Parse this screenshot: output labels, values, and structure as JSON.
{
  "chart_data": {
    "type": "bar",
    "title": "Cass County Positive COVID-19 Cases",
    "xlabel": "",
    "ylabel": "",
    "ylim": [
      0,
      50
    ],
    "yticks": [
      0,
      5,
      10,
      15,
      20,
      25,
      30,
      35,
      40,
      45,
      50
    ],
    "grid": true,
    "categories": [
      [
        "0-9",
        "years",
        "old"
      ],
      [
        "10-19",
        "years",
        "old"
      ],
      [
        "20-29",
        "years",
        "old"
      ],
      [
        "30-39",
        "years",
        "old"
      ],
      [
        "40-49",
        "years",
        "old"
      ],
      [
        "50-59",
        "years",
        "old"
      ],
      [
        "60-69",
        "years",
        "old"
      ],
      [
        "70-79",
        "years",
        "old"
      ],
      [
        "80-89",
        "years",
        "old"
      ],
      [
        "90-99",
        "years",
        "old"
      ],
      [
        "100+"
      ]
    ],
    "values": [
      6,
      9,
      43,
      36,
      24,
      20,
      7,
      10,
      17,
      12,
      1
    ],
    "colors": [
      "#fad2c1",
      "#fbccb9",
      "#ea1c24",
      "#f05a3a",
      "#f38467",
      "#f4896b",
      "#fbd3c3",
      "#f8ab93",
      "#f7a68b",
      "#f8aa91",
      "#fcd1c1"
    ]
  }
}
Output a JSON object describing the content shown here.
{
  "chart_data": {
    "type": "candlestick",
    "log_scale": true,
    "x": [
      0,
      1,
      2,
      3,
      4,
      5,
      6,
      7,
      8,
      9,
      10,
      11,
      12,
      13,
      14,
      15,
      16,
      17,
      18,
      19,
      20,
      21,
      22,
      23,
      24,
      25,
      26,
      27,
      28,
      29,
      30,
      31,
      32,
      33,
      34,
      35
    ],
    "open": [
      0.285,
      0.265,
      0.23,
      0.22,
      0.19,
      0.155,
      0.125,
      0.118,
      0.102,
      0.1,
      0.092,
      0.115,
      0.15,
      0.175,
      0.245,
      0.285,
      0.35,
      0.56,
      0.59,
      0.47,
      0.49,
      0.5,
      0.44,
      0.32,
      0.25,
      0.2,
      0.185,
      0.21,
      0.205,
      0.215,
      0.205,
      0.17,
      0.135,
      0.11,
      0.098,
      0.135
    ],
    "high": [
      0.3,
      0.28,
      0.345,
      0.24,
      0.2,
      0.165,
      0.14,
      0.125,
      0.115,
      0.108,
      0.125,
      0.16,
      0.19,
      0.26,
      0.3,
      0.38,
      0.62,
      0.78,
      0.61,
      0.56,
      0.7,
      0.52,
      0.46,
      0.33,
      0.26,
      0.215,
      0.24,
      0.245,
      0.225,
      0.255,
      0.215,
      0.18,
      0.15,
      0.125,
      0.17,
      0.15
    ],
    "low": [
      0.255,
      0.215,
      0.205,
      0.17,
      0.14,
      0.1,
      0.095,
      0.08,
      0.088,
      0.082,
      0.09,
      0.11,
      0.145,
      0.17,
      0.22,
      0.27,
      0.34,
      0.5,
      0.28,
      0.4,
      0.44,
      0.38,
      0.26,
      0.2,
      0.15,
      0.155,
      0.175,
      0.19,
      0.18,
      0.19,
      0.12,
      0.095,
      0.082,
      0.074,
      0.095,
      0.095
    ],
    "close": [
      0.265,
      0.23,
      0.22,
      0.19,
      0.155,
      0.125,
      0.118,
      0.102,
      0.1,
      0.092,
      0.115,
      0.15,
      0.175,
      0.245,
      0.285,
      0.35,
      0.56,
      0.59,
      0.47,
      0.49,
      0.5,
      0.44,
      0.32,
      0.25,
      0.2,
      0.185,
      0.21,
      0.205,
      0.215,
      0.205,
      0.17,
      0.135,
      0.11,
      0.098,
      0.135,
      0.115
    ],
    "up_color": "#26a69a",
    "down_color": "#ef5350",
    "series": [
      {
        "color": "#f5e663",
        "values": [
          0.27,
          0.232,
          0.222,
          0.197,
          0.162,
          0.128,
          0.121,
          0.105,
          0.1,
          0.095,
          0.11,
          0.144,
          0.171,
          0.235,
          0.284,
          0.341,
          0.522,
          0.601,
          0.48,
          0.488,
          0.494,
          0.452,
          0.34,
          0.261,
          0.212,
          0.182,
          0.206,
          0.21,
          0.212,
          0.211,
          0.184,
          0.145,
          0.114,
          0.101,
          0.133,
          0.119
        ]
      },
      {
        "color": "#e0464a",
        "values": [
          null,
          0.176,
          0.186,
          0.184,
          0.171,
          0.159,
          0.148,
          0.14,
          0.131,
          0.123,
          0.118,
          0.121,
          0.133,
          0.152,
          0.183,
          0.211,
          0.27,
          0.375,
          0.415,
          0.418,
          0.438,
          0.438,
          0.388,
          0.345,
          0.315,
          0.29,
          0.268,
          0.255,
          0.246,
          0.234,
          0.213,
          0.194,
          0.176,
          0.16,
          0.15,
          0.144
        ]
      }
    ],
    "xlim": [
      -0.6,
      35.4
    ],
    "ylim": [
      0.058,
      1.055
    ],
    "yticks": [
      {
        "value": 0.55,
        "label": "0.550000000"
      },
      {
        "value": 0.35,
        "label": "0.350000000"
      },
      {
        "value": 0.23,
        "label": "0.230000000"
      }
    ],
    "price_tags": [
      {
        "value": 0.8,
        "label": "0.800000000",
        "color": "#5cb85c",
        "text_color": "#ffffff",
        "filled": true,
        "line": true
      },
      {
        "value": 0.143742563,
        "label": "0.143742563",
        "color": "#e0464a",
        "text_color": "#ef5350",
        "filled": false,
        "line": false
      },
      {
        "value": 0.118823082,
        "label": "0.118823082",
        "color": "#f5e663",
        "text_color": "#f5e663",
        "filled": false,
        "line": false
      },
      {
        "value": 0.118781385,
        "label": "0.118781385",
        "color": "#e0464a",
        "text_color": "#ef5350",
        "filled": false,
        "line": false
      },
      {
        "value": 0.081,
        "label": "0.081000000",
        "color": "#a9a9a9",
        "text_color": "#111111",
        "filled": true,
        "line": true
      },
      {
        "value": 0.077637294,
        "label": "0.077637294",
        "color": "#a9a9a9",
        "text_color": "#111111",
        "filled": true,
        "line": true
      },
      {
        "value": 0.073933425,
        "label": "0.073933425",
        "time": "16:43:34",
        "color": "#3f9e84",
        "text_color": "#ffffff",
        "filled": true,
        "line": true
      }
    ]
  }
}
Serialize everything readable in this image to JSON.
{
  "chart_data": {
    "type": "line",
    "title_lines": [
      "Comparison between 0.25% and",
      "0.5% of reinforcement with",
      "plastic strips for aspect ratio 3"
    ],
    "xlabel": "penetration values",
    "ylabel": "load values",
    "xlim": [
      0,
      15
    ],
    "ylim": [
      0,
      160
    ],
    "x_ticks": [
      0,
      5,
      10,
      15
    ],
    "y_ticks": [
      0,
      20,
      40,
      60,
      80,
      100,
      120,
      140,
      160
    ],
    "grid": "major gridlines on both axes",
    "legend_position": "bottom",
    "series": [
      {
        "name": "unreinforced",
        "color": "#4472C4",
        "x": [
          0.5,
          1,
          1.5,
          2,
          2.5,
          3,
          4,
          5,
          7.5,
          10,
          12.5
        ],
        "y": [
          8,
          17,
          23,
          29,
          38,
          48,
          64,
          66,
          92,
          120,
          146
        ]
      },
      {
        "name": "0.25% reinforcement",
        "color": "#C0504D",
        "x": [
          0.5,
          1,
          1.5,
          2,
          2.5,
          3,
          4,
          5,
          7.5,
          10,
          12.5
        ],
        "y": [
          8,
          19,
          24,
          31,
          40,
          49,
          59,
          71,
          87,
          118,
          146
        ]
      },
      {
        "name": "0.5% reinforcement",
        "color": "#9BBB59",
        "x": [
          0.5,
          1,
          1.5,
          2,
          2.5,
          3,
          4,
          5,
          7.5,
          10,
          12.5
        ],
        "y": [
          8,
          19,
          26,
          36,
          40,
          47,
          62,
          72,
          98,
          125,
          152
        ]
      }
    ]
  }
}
-*-
### Exercise directions
Pick out each line in the material containing "type".

### Answer to this exercise
    "type": "bar",
    "type": "candlestick",
    "type": "line",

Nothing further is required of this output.